==== DATA SHOWN ====
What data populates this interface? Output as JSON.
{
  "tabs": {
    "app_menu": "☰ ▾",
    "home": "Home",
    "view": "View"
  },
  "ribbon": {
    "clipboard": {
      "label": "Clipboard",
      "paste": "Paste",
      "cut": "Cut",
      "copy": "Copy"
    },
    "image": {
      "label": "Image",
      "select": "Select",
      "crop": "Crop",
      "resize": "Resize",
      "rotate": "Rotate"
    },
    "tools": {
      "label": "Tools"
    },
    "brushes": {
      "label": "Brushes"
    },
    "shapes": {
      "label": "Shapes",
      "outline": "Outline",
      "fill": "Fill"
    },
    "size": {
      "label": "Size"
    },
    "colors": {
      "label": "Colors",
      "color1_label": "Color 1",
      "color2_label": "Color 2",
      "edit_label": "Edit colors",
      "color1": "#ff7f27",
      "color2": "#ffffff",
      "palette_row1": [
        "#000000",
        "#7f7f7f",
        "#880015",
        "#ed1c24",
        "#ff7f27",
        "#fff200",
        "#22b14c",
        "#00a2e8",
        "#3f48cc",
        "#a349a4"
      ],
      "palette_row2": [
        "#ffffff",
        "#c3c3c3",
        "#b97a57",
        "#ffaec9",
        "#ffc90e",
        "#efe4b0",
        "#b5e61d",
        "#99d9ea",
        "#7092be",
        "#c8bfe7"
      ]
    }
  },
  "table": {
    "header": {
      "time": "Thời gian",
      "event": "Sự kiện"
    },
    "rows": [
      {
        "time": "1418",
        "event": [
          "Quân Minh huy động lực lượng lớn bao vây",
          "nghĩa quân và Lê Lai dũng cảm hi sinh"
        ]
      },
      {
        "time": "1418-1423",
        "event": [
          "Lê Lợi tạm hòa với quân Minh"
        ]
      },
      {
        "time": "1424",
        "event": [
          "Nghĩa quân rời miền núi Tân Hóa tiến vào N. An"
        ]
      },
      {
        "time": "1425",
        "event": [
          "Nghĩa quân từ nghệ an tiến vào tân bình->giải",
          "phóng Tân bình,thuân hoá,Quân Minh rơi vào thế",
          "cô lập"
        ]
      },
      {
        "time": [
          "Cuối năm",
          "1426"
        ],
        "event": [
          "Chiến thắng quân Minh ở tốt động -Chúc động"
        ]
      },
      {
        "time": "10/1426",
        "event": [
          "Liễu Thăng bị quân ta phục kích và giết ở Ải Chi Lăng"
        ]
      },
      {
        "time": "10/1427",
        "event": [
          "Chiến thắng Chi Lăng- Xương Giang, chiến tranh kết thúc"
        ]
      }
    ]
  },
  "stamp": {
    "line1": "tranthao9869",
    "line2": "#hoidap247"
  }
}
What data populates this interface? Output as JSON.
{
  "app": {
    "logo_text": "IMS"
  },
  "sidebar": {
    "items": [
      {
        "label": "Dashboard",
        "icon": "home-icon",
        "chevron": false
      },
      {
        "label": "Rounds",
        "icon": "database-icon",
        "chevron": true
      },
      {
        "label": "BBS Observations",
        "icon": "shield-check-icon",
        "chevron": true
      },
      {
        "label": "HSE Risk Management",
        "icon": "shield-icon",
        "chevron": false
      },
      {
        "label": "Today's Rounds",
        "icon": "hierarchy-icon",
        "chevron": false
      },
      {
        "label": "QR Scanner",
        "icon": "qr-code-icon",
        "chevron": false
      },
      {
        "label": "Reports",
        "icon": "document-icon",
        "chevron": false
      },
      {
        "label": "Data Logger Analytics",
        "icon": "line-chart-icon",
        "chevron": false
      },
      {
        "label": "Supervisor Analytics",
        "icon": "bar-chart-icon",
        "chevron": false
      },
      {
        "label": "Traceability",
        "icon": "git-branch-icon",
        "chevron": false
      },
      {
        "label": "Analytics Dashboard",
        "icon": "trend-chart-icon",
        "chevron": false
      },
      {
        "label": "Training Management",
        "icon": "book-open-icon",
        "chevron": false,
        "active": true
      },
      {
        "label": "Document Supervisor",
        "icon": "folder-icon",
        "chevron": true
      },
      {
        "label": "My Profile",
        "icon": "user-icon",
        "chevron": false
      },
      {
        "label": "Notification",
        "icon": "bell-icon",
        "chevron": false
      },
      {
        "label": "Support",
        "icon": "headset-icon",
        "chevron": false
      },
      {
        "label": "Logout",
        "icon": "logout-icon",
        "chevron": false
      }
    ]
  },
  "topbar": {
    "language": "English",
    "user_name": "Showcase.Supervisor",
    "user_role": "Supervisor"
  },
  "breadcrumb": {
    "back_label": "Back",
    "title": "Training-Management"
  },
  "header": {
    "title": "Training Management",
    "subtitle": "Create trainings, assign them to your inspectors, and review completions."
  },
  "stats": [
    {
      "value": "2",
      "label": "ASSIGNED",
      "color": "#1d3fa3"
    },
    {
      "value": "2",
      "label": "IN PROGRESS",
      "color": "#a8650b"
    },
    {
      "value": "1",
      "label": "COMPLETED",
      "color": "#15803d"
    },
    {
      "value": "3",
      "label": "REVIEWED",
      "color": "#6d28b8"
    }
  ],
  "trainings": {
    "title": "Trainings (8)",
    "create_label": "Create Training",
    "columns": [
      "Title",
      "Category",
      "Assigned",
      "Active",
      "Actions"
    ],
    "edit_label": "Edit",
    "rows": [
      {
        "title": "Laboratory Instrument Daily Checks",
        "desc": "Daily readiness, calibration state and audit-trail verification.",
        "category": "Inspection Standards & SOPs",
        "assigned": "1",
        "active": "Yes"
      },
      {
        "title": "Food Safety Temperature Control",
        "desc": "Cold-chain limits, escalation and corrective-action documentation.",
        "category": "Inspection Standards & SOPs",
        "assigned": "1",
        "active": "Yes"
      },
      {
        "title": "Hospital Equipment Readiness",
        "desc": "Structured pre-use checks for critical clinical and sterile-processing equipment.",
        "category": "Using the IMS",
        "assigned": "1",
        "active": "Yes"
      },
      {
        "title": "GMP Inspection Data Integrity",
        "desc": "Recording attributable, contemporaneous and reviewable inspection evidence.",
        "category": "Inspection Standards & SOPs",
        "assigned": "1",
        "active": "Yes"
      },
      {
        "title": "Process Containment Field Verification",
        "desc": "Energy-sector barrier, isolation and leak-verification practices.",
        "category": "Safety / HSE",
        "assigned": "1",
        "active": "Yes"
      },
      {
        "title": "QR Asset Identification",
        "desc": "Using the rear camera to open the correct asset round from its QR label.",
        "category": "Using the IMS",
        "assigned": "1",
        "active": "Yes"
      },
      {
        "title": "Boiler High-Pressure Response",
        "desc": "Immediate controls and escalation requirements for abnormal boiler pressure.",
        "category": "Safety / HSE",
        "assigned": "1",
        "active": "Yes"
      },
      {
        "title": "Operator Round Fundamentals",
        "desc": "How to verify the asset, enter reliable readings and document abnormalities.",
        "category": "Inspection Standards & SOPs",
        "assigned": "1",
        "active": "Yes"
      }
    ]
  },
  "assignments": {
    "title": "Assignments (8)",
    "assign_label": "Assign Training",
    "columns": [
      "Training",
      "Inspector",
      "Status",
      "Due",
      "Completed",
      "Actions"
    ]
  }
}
====
All of the material must be reproduced exactly.

● EXERCISE RESULT:
What data populates this interface? Output as JSON.
{
  "tabs": {
    "app_menu": "☰ ▾",
    "home": "Home",
    "view": "View"
  },
  "ribbon": {
    "clipboard": {
      "label": "Clipboard",
      "paste": "Paste",
      "cut": "Cut",
      "copy": "Copy"
    },
    "image": {
      "label": "Image",
      "select": "Select",
      "crop": "Crop",
      "resize": "Resize",
      "rotate": "Rotate"
    },
    "tools": {
      "label": "Tools"
    },
    "brushes": {
      "label": "Brushes"
    },
    "shapes": {
      "label": "Shapes",
      "outline": "Outline",
      "fill": "Fill"
    },
    "size": {
      "label": "Size"
    },
    "colors": {
      "label": "Colors",
      "color1_label": "Color 1",
      "color2_label": "Color 2",
      "edit_label": "Edit colors",
      "color1": "#ff7f27",
      "color2": "#ffffff",
      "palette_row1": [
        "#000000",
        "#7f7f7f",
        "#880015",
        "#ed1c24",
        "#ff7f27",
        "#fff200",
        "#22b14c",
        "#00a2e8",
        "#3f48cc",
        "#a349a4"
      ],
      "palette_row2": [
        "#ffffff",
        "#c3c3c3",
        "#b97a57",
        "#ffaec9",
        "#ffc90e",
        "#efe4b0",
        "#b5e61d",
        "#99d9ea",
        "#7092be",
        "#c8bfe7"
      ]
    }
  },
  "table": {
    "header": {
      "time": "Thời gian",
      "event": "Sự kiện"
    },
    "rows": [
      {
        "time": "1418",
        "event": [
          "Quân Minh huy động lực lượng lớn bao vây",
          "nghĩa quân và Lê Lai dũng cảm hi sinh"
        ]
      },
      {
        "time": "1418-1423",
        "event": [
          "Lê Lợi tạm hòa với quân Minh"
        ]
      },
      {
        "time": "1424",
        "event": [
          "Nghĩa quân rời miền núi Tân Hóa tiến vào N. An"
        ]
      },
      {
        "time": "1425",
        "event": [
          "Nghĩa quân từ nghệ an tiến vào tân bình->giải",
          "phóng Tân bình,thuân hoá,Quân Minh rơi vào thế",
          "cô lập"
        ]
      },
      {
        "time": [
          "Cuối năm",
          "1426"
        ],
        "event": [
          "Chiến thắng quân Minh ở tốt động -Chúc động"
        ]
      },
      {
        "time": "10/1426",
        "event": [
          "Liễu Thăng bị quân ta phục kích và giết ở Ải Chi Lăng"
        ]
      },
      {
        "time": "10/1427",
        "event": [
          "Chiến thắng Chi Lăng- Xương Giang, chiến tranh kết thúc"
        ]
      }
    ]
  },
  "stamp": {
    "line1": "tranthao9869",
    "line2": "#hoidap247"
  }
}
What data populates this interface? Output as JSON.
{
  "app": {
    "logo_text": "IMS"
  },
  "sidebar": {
    "items": [
      {
        "label": "Dashboard",
        "icon": "home-icon",
        "chevron": false
      },
      {
        "label": "Rounds",
        "icon": "database-icon",
        "chevron": true
      },
      {
        "label": "BBS Observations",
        "icon": "shield-check-icon",
        "chevron": true
      },
      {
        "label": "HSE Risk Management",
        "icon": "shield-icon",
        "chevron": false
      },
      {
        "label": "Today's Rounds",
        "icon": "hierarchy-icon",
        "chevron": false
      },
      {
        "label": "QR Scanner",
        "icon": "qr-code-icon",
        "chevron": false
      },
      {
        "label": "Reports",
        "icon": "document-icon",
        "chevron": false
      },
      {
        "label": "Data Logger Analytics",
        "icon": "line-chart-icon",
        "chevron": false
      },
      {
        "label": "Supervisor Analytics",
        "icon": "bar-chart-icon",
        "chevron": false
      },
      {
        "label": "Traceability",
        "icon": "git-branch-icon",
        "chevron": false
      },
      {
        "label": "Analytics Dashboard",
        "icon": "trend-chart-icon",
        "chevron": false
      },
      {
        "label": "Training Management",
        "icon": "book-open-icon",
        "chevron": false,
        "active": true
      },
      {
        "label": "Document Supervisor",
        "icon": "folder-icon",
        "chevron": true
      },
      {
        "label": "My Profile",
        "icon": "user-icon",
        "chevron": false
      },
      {
        "label": "Notification",
        "icon": "bell-icon",
        "chevron": false
      },
      {
        "label": "Support",
        "icon": "headset-icon",
        "chevron": false
      },
      {
        "label": "Logout",
        "icon": "logout-icon",
        "chevron": false
      }
    ]
  },
  "topbar": {
    "language": "English",
    "user_name": "Showcase.Supervisor",
    "user_role": "Supervisor"
  },
  "breadcrumb": {
    "back_label": "Back",
    "title": "Training-Management"
  },
  "header": {
    "title": "Training Management",
    "subtitle": "Create trainings, assign them to your inspectors, and review completions."
  },
  "stats": [
    {
      "value": "2",
      "label": "ASSIGNED",
      "color": "#1d3fa3"
    },
    {
      "value": "2",
      "label": "IN PROGRESS",
      "color": "#a8650b"
    },
    {
      "value": "1",
      "label": "COMPLETED",
      "color": "#15803d"
    },
    {
      "value": "3",
      "label": "REVIEWED",
      "color": "#6d28b8"
    }
  ],
  "trainings": {
    "title": "Trainings (8)",
    "create_label": "Create Training",
    "columns": [
      "Title",
      "Category",
      "Assigned",
      "Active",
      "Actions"
    ],
    "edit_label": "Edit",
    "rows": [
      {
        "title": "Laboratory Instrument Daily Checks",
        "desc": "Daily readiness, calibration state and audit-trail verification.",
        "category": "Inspection Standards & SOPs",
        "assigned": "1",
        "active": "Yes"
      },
      {
        "title": "Food Safety Temperature Control",
        "desc": "Cold-chain limits, escalation and corrective-action documentation.",
        "category": "Inspection Standards & SOPs",
        "assigned": "1",
        "active": "Yes"
      },
      {
        "title": "Hospital Equipment Readiness",
        "desc": "Structured pre-use checks for critical clinical and sterile-processing equipment.",
        "category": "Using the IMS",
        "assigned": "1",
        "active": "Yes"
      },
      {
        "title": "GMP Inspection Data Integrity",
        "desc": "Recording attributable, contemporaneous and reviewable inspection evidence.",
        "category": "Inspection Standards & SOPs",
        "assigned": "1",
        "active": "Yes"
      },
      {
        "title": "Process Containment Field Verification",
        "desc": "Energy-sector barrier, isolation and leak-verification practices.",
        "category": "Safety / HSE",
        "assigned": "1",
        "active": "Yes"
      },
      {
        "title": "QR Asset Identification",
        "desc": "Using the rear camera to open the correct asset round from its QR label.",
        "category": "Using the IMS",
        "assigned": "1",
        "active": "Yes"
      },
      {
        "title": "Boiler High-Pressure Response",
        "desc": "Immediate controls and escalation requirements for abnormal boiler pressure.",
        "category": "Safety / HSE",
        "assigned": "1",
        "active": "Yes"
      },
      {
        "title": "Operator Round Fundamentals",
        "desc": "How to verify the asset, enter reliable readings and document abnormalities.",
        "category": "Inspection Standards & SOPs",
        "assigned": "1",
        "active": "Yes"
      }
    ]
  },
  "assignments": {
    "title": "Assignments (8)",
    "assign_label": "Assign Training",
    "columns": [
      "Training",
      "Inspector",
      "Status",
      "Due",
      "Completed",
      "Actions"
    ]
  }
}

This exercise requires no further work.